PROBLEMA PLANTEADO 1
Transcriba tal cual las líneas de las entradas, desde su comienzo hasta la línea que contiene "trend-empty bbox=[841, 114, 868, 141]", ambas incluidas.

FRAGMENTO
-*-

(QUIEN CONSIGUE EL FIN FRUSTRA EL RESTO)
“Saber elegir: se necesita buen gusto y un juicio rectísimo, pues no son suficientes el estudio y la inteligencia”.
Baltasar Gracián
Empedernido. Mi amigo Equis (evidentemente es nombre supuesto) era un fumador cerril, obstinado, tenaz. Siempre que él me cogía a mí (o yo le cogía a él) leyendo el periódico y no tardábamos (o él o yo) en llegar a las páginas de las esquelas, él solía hacer, indefectiblemente, este o parecido comentario: “Mira, colega, cuántos prosélitos has sumado hoy a tu causa, quiero decir, cuántos han dejado de fumar”. Él, pese a las admoniciones de unos (deudos) y las advertencias de otros (amigos), nunca dejó de acudir a los estancos a comprar los cartones y las cajas de sus marcas preferidas de cigarrillos negros y puros. Hasta ayer. Porque hoy, en sendas páginas de Diario de Navarra y Diario de Noticias, los dos periódicos de ámbito comunitario que se editan en el aludido territorio foral, aparecen varias esquelas dando cuenta y/o testimonio de su recentísimo fallecimiento.
Hoy, Equis, por fin (todo llega con tal de que uno sepa esperar), he logrado comprender completamente, en toda su extensión y profundidad, de cabo a rabo, de la roda al codaste, el proverbio irlandés que incluiste y con el que acabaste la breve nota de pésame que me remitiste desde las islas Afortunadas, donde te encontrabas de vacaciones, cuando aconteció el tristísimo suceso del, aunque esperado, no menos desgarrador óbito de mi señor, señero y piadoso padre: “Las lágrimas derramadas son amargas, pero más amargas son las que no se derraman”.
Cada vez que me acuerde de ti, Equis, recordaré una idea de Edmund Burke (cómo no, autor irlandés), por ejemplo, ésta: “Para que triunfe el mal, sólo es necesario que los buenos no hagan nada”. Y viceversa; cada vez que recuerde el principio burkeano de nuestras dinámicas grupales (“Ningún grupo puede actuar con eficacia si falta el concierto; ningún grupo puede actuar en concierto si falta la confianza; ningún grupo puede actuar con confianza si no se halla ligado por opiniones comunes, afectos comunes, intereses comunes”), me acordaré de ti, que con tus amigos te condujiste y/o comportaste como aconseja Eurípides en su inmortal “Orestes” (“Los amigos tienen que ayudar a los amigos en la desgracia, porque, cuando la divinidad da bienes, ¿qué falta hacen los amigos?”).

-*-

MATERIAL DEL EJERCICIO

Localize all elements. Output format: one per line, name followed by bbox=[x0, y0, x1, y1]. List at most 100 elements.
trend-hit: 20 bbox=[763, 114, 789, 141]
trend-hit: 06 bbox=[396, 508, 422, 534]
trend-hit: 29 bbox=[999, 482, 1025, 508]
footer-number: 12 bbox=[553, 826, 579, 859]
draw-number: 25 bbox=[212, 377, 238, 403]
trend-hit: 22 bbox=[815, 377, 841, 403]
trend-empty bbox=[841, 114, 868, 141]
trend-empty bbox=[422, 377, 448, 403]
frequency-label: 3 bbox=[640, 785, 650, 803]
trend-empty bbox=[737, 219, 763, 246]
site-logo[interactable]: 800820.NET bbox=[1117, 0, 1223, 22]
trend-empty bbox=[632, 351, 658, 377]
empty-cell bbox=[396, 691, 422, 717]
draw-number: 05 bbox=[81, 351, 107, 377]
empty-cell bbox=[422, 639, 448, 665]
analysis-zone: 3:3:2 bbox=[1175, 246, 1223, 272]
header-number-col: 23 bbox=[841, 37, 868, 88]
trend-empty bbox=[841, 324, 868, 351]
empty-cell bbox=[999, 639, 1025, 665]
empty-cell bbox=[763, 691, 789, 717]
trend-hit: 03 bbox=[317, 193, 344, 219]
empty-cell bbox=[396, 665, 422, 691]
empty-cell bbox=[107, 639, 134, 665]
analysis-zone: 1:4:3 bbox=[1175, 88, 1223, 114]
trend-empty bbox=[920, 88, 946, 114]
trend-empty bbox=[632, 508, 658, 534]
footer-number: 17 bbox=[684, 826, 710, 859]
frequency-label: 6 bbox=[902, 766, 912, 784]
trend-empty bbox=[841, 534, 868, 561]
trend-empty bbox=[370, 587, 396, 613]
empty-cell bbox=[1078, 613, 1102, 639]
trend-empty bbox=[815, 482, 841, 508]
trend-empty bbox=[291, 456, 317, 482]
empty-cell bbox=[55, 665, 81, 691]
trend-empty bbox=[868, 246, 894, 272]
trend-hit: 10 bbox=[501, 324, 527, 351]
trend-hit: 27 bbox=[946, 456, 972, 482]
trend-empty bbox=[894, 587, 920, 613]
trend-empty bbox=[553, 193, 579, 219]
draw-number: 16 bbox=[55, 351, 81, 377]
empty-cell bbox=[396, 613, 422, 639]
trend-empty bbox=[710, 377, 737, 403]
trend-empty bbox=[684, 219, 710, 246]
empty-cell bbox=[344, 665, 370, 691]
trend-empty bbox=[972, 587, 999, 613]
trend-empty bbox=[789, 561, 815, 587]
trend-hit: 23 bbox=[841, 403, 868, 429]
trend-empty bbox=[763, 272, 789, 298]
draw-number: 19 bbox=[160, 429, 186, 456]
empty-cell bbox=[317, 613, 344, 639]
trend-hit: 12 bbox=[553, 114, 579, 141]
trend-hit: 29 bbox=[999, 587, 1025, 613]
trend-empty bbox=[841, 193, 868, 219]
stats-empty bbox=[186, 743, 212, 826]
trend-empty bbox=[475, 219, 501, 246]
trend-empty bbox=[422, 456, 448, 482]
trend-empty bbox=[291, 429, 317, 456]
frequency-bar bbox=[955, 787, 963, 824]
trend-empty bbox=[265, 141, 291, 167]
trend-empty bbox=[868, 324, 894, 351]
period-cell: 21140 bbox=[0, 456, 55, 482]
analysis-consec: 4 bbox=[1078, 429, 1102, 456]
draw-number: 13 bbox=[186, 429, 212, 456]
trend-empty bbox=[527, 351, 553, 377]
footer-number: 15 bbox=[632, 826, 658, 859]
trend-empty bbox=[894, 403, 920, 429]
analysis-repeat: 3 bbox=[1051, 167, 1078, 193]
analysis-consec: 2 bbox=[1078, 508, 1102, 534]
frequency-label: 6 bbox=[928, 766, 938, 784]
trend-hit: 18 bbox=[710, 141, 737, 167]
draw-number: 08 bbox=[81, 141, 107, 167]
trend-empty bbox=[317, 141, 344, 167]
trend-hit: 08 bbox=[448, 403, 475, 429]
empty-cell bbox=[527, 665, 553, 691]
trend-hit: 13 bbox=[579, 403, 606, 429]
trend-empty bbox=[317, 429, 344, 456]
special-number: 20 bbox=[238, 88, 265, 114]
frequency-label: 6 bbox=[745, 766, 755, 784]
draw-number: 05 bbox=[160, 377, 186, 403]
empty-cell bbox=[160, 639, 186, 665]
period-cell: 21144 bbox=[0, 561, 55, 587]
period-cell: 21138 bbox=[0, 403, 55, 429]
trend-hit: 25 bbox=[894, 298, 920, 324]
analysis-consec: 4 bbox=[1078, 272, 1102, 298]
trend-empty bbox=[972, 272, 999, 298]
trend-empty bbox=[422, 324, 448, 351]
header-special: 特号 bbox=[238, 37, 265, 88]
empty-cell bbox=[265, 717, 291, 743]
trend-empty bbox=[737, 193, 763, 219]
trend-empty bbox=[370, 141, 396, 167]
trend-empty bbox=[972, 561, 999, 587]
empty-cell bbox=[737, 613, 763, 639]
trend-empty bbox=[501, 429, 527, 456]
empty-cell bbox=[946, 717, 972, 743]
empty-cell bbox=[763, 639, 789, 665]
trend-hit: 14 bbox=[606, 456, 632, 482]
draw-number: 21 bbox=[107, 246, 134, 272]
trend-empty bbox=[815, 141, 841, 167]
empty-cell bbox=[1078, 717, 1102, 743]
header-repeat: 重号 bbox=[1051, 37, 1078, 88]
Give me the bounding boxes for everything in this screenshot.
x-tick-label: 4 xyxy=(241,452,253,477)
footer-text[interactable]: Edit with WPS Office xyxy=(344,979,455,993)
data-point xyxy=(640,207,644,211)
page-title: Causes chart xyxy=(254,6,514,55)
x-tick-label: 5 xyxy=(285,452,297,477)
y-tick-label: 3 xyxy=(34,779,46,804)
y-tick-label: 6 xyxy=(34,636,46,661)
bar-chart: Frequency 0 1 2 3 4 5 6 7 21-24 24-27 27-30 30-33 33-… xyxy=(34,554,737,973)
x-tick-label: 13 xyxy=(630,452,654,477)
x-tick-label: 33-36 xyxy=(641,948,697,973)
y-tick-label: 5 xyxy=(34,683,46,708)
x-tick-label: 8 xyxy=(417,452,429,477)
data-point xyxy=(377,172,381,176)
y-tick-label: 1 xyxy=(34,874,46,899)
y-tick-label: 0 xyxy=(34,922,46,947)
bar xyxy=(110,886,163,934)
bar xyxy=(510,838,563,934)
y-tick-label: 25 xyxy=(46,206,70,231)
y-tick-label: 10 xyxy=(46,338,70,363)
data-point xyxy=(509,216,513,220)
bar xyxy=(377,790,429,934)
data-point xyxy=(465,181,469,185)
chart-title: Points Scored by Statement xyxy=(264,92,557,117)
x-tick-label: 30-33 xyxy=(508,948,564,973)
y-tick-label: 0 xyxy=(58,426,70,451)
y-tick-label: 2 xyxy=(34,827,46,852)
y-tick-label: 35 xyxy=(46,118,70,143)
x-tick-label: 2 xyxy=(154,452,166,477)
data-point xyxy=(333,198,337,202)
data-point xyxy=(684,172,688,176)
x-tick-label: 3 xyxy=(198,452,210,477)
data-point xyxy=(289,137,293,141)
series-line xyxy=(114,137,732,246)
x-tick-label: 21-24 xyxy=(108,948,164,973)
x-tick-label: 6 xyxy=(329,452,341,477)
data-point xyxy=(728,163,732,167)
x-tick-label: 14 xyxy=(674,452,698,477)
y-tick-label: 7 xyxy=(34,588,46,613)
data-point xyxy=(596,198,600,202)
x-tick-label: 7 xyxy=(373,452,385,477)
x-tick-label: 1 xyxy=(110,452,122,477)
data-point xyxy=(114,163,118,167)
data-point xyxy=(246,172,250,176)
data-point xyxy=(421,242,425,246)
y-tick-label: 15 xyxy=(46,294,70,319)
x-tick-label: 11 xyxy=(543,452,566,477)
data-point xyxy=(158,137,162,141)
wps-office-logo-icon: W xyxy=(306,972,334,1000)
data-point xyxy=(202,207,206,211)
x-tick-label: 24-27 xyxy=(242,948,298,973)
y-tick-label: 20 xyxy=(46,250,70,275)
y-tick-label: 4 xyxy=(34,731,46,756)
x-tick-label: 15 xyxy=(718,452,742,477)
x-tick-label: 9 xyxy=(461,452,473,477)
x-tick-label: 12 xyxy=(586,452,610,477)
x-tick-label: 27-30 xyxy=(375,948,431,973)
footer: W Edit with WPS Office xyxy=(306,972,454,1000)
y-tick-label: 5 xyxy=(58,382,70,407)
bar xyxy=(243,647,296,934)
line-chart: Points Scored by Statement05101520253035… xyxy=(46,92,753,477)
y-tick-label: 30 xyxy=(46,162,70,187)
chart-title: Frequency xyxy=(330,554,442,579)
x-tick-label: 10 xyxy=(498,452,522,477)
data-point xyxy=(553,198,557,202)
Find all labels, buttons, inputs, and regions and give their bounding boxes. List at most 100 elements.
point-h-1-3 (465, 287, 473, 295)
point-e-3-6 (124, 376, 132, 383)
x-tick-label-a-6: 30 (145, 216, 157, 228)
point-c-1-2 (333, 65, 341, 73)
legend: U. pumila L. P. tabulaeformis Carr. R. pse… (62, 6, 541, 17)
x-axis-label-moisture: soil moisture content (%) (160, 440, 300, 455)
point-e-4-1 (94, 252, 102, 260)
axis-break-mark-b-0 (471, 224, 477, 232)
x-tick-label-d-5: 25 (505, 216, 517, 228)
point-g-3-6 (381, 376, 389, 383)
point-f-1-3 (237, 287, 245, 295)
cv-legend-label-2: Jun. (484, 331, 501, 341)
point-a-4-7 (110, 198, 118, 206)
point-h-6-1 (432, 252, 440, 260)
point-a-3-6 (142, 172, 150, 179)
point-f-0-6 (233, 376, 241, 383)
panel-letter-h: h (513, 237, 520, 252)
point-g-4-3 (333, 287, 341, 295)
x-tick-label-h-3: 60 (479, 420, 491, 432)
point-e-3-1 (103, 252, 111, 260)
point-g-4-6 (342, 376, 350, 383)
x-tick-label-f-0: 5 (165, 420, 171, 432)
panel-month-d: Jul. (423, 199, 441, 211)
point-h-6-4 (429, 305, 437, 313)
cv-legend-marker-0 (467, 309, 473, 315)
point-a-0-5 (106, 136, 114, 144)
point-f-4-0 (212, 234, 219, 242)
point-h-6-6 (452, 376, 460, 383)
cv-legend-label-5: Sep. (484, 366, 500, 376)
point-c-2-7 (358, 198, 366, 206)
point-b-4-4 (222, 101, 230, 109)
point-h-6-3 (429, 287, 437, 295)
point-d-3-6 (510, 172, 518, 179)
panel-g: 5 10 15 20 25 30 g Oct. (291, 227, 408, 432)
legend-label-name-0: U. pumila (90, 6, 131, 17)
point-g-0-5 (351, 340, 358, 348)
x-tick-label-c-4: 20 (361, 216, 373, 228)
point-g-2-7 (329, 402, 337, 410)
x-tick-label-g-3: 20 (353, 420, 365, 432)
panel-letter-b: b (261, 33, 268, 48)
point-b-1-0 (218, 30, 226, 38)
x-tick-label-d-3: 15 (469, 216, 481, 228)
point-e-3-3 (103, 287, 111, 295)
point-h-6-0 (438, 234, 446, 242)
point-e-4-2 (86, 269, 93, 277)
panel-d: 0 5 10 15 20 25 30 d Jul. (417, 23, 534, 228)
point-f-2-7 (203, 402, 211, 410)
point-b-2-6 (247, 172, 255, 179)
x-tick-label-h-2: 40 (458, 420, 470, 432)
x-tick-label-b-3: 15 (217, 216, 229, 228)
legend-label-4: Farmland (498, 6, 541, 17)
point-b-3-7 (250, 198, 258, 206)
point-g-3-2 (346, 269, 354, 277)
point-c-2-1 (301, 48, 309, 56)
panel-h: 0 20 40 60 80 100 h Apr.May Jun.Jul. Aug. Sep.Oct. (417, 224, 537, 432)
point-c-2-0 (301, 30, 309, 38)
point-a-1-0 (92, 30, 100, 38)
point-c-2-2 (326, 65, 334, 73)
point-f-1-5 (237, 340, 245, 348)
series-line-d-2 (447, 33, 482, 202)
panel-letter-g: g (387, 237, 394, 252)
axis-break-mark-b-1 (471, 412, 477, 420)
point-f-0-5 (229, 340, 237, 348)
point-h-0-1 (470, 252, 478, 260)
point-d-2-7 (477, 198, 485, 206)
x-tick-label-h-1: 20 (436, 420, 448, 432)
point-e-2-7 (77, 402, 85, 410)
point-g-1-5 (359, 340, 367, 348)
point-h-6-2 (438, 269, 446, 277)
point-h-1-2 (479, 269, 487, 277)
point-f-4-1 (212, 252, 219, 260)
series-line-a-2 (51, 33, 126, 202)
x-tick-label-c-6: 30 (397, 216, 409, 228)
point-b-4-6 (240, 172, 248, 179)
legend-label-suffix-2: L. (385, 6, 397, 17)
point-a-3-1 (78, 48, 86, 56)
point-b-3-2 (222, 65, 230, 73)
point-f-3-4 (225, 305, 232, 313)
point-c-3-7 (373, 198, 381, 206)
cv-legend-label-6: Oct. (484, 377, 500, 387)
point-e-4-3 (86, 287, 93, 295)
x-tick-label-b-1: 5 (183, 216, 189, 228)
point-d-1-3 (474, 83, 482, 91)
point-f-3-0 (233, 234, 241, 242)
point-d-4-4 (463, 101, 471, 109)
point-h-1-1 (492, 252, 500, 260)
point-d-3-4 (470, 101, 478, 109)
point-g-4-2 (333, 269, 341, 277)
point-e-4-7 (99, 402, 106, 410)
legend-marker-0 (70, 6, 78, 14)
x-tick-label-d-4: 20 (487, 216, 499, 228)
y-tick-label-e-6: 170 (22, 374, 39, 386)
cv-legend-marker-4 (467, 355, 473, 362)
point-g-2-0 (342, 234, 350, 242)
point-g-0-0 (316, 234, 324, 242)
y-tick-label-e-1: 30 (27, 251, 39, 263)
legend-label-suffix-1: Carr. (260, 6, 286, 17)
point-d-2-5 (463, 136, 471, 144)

-*-

PROBLEMA PLANTEADO 2
Resuma en tres oraciones el texto sobre Equis.

SOLUCIÓN COMPLETA 1
Localize all elements. Output format: one per line, name followed by bbox=[x0, y0, x1, y1]. List at most 100 elements.
trend-hit: 20 bbox=[763, 114, 789, 141]
trend-hit: 06 bbox=[396, 508, 422, 534]
trend-hit: 29 bbox=[999, 482, 1025, 508]
footer-number: 12 bbox=[553, 826, 579, 859]
draw-number: 25 bbox=[212, 377, 238, 403]
trend-hit: 22 bbox=[815, 377, 841, 403]
trend-empty bbox=[841, 114, 868, 141]

SOLUCIÓN COMPLETA 2
Equis era un fumador obstinado que, al leer las esquelas, bromeaba sobre cuántos habían dejado de fumar, y que nunca abandonó el tabaco pese a las advertencias de familiares y amigos. Hoy varias esquelas en Diario de Navarra y Diario de Noticias dan cuenta de su fallecimiento, y quien escribe afirma comprender por fin el proverbio irlandés sobre las lágrimas no derramadas que Equis le envió en su nota de pésame por la muerte de su padre. Cada vez que lo recuerde, evocará ideas de Edmund Burke y la conducta de Equis con sus amigos, que se ajustó a lo que aconseja Eurípides en "Orestes".